_What is required:_
Lines containing the word "color" are the ones to copy from the records below.

_Available records:_
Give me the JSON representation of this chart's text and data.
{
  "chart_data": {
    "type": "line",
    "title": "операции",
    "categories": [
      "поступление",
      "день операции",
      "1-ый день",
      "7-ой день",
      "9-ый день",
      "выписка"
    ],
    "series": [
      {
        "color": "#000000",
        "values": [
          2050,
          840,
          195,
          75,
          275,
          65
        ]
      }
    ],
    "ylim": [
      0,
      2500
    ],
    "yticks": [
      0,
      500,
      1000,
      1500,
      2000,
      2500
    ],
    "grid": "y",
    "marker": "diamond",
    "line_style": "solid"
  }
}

--

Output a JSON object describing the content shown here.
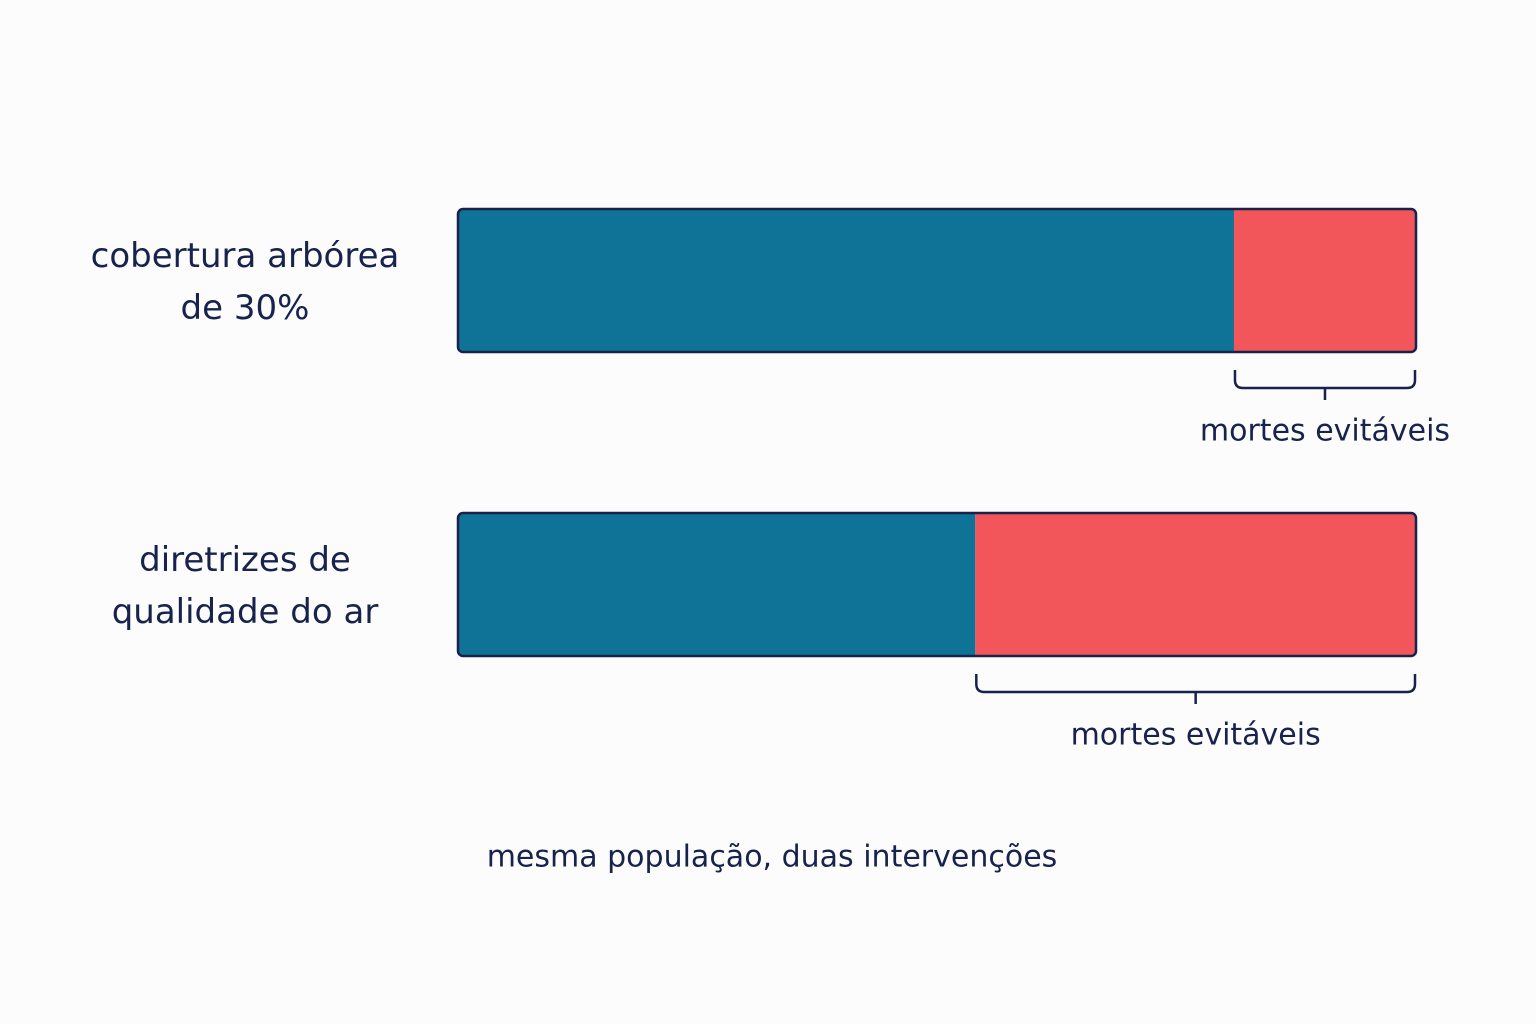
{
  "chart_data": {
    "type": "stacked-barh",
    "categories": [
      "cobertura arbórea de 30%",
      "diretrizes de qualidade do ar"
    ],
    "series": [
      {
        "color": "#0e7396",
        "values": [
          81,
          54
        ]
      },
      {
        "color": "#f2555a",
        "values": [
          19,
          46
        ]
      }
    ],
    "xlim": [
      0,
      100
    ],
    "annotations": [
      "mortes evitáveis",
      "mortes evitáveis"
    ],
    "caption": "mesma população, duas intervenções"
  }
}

_Result:_
        "color": "#000000",
        "color": "#0e7396",
        "color": "#f2555a",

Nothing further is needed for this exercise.